/---

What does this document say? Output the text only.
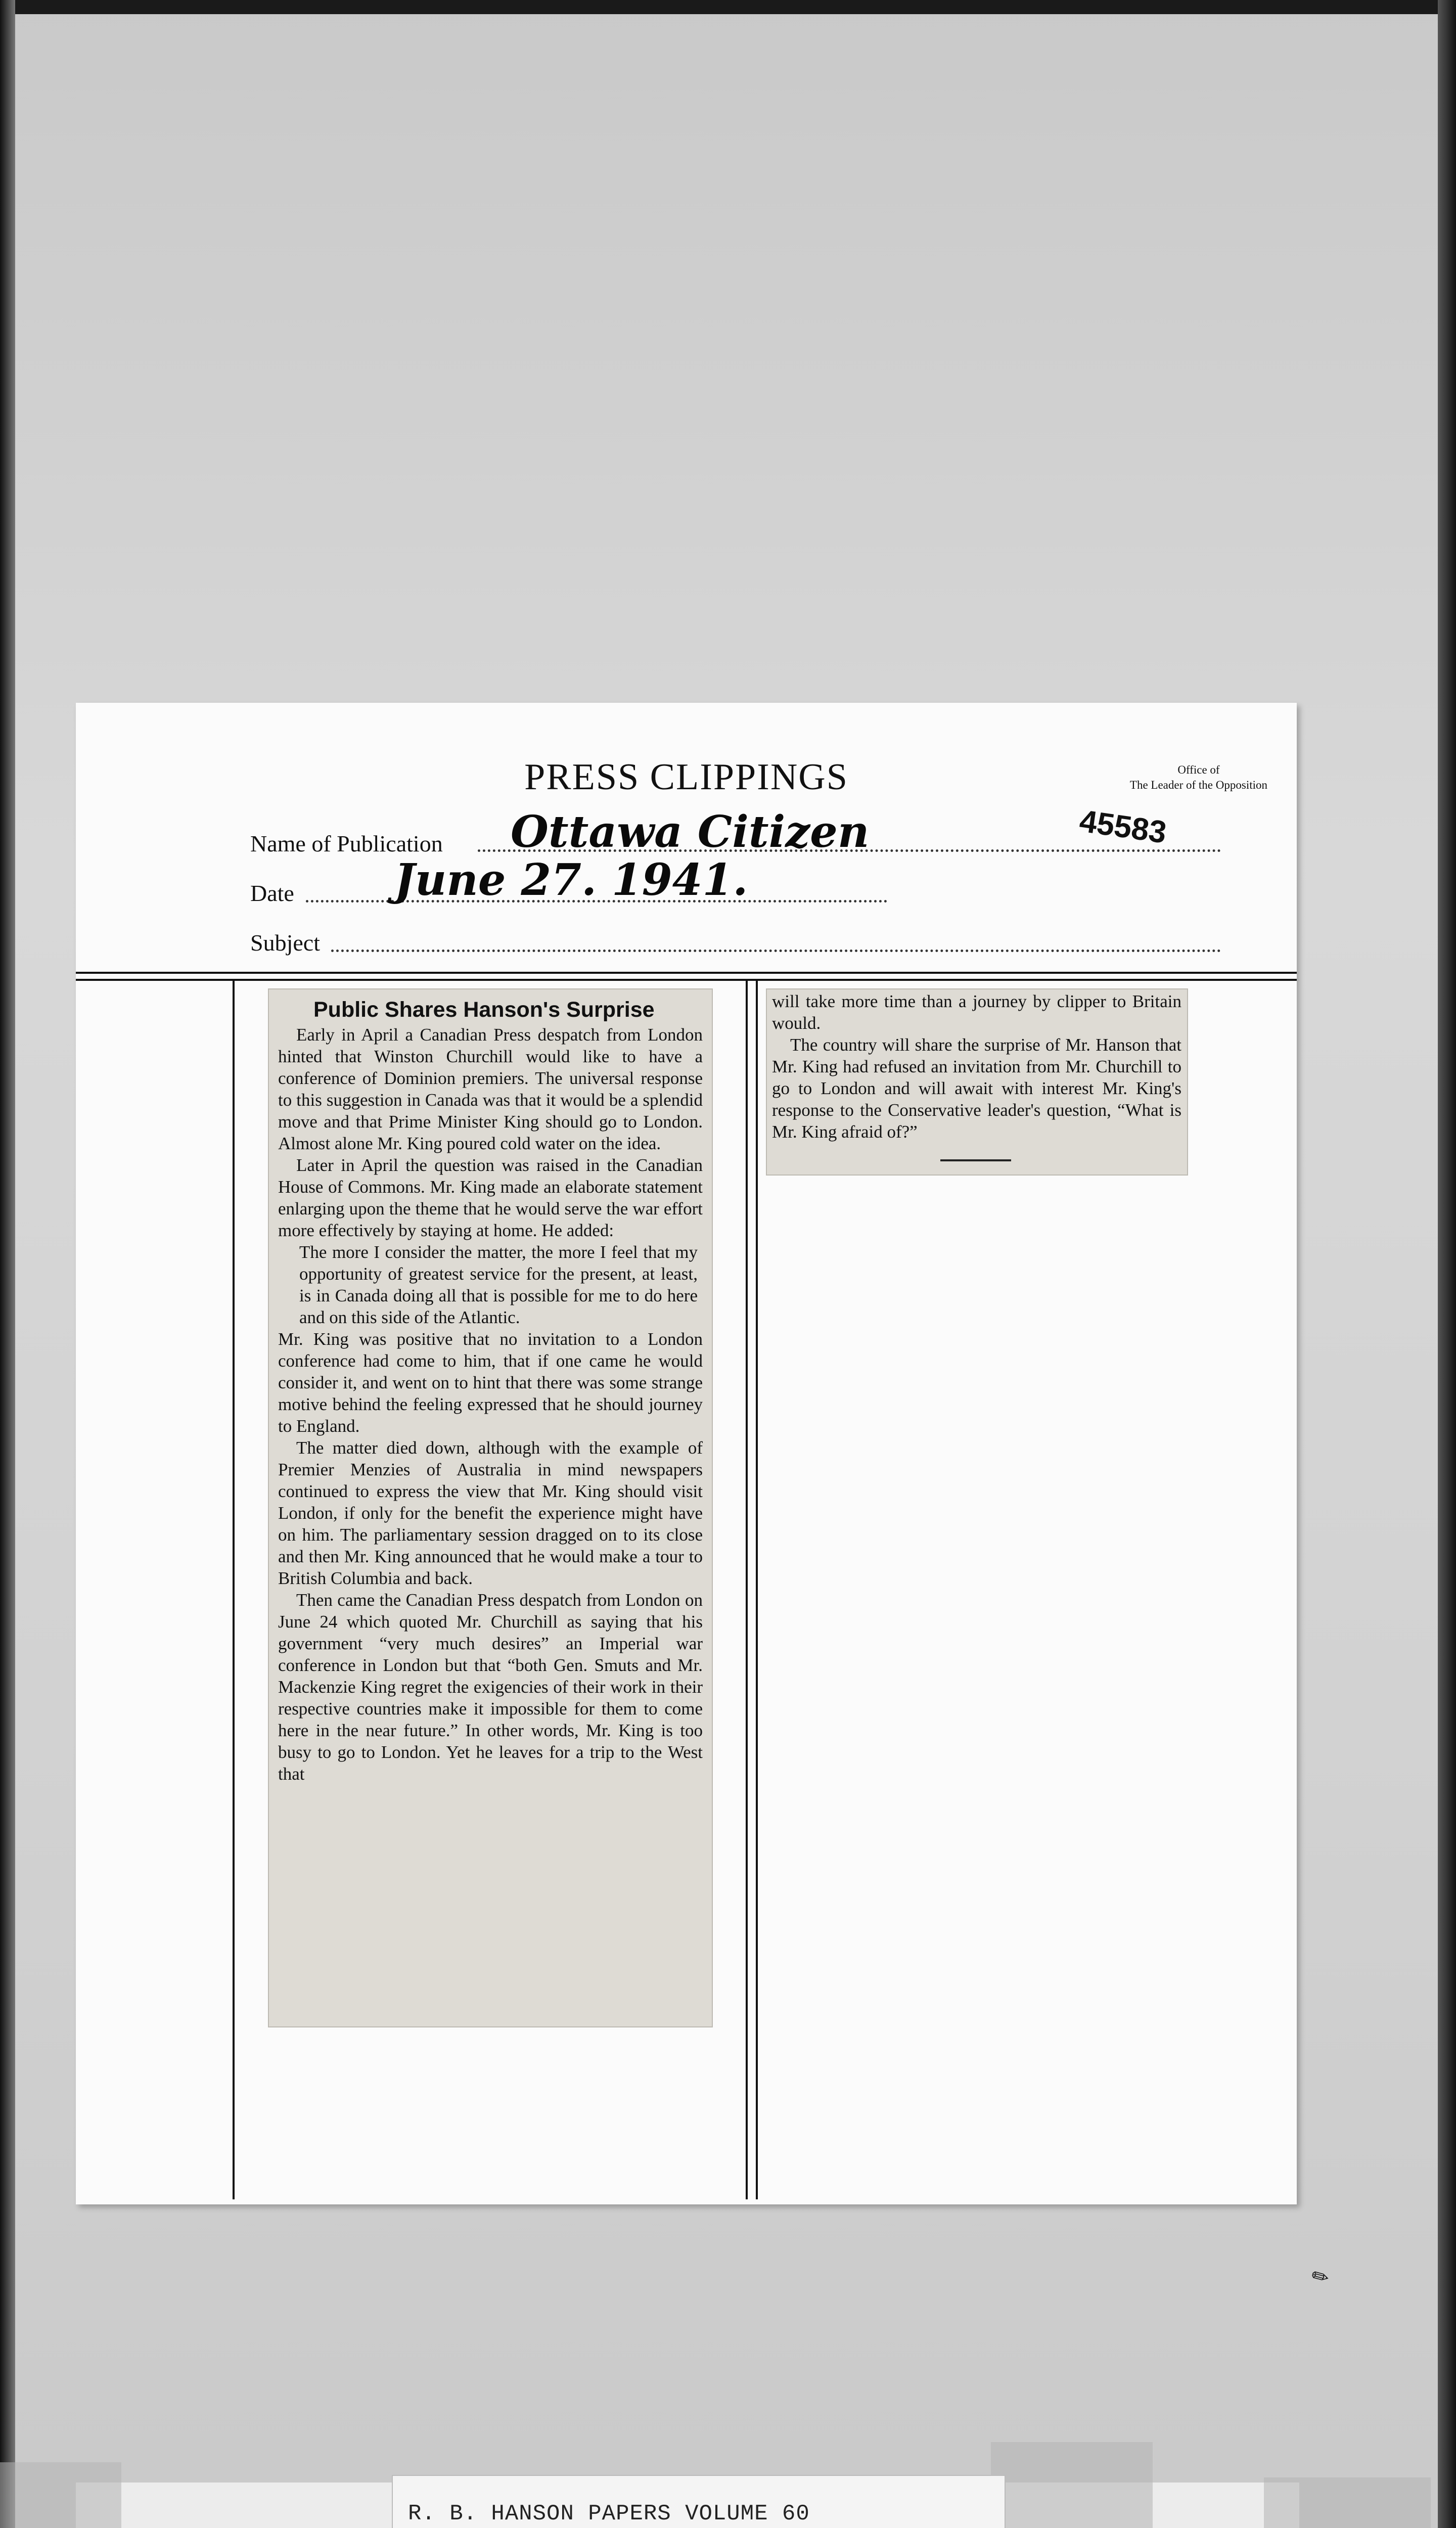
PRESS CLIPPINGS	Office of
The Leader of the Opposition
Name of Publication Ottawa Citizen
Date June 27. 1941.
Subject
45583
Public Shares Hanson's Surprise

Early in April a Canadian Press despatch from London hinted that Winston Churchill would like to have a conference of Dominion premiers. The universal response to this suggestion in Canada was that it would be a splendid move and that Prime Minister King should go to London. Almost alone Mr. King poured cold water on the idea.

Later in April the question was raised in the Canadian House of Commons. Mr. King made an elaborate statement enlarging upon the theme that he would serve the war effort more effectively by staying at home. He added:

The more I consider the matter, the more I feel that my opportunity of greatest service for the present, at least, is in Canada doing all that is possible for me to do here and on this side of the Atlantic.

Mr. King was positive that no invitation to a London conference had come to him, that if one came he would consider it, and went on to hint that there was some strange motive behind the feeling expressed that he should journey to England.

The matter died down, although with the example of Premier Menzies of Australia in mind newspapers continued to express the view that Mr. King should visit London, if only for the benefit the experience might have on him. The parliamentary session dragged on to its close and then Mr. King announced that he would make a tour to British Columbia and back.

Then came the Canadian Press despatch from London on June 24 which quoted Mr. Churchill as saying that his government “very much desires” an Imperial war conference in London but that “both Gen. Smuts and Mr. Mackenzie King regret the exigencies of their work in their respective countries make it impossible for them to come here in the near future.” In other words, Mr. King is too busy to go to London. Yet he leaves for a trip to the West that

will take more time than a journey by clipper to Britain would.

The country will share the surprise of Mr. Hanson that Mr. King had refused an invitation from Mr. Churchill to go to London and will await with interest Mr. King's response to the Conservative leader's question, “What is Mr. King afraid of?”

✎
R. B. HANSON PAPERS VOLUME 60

\---

Aim of the task —
Write out every line above exactly as it is, leaving out the pictures.

Answer to the exercise —
What does this document say? Output the text only.
PRESS CLIPPINGS	Office of
The Leader of the Opposition
Name of Publication Ottawa Citizen
Date June 27. 1941.
Subject
45583
Public Shares Hanson's Surprise

Early in April a Canadian Press despatch from London hinted that Winston Churchill would like to have a conference of Dominion premiers. The universal response to this suggestion in Canada was that it would be a splendid move and that Prime Minister King should go to London. Almost alone Mr. King poured cold water on the idea.

Later in April the question was raised in the Canadian House of Commons. Mr. King made an elaborate statement enlarging upon the theme that he would serve the war effort more effectively by staying at home. He added:

The more I consider the matter, the more I feel that my opportunity of greatest service for the present, at least, is in Canada doing all that is possible for me to do here and on this side of the Atlantic.

Mr. King was positive that no invitation to a London conference had come to him, that if one came he would consider it, and went on to hint that there was some strange motive behind the feeling expressed that he should journey to England.

The matter died down, although with the example of Premier Menzies of Australia in mind newspapers continued to express the view that Mr. King should visit London, if only for the benefit the experience might have on him. The parliamentary session dragged on to its close and then Mr. King announced that he would make a tour to British Columbia and back.

Then came the Canadian Press despatch from London on June 24 which quoted Mr. Churchill as saying that his government “very much desires” an Imperial war conference in London but that “both Gen. Smuts and Mr. Mackenzie King regret the exigencies of their work in their respective countries make it impossible for them to come here in the near future.” In other words, Mr. King is too busy to go to London. Yet he leaves for a trip to the West that

will take more time than a journey by clipper to Britain would.

The country will share the surprise of Mr. Hanson that Mr. King had refused an invitation from Mr. Churchill to go to London and will await with interest Mr. King's response to the Conservative leader's question, “What is Mr. King afraid of?”

✎
R. B. HANSON PAPERS VOLUME 60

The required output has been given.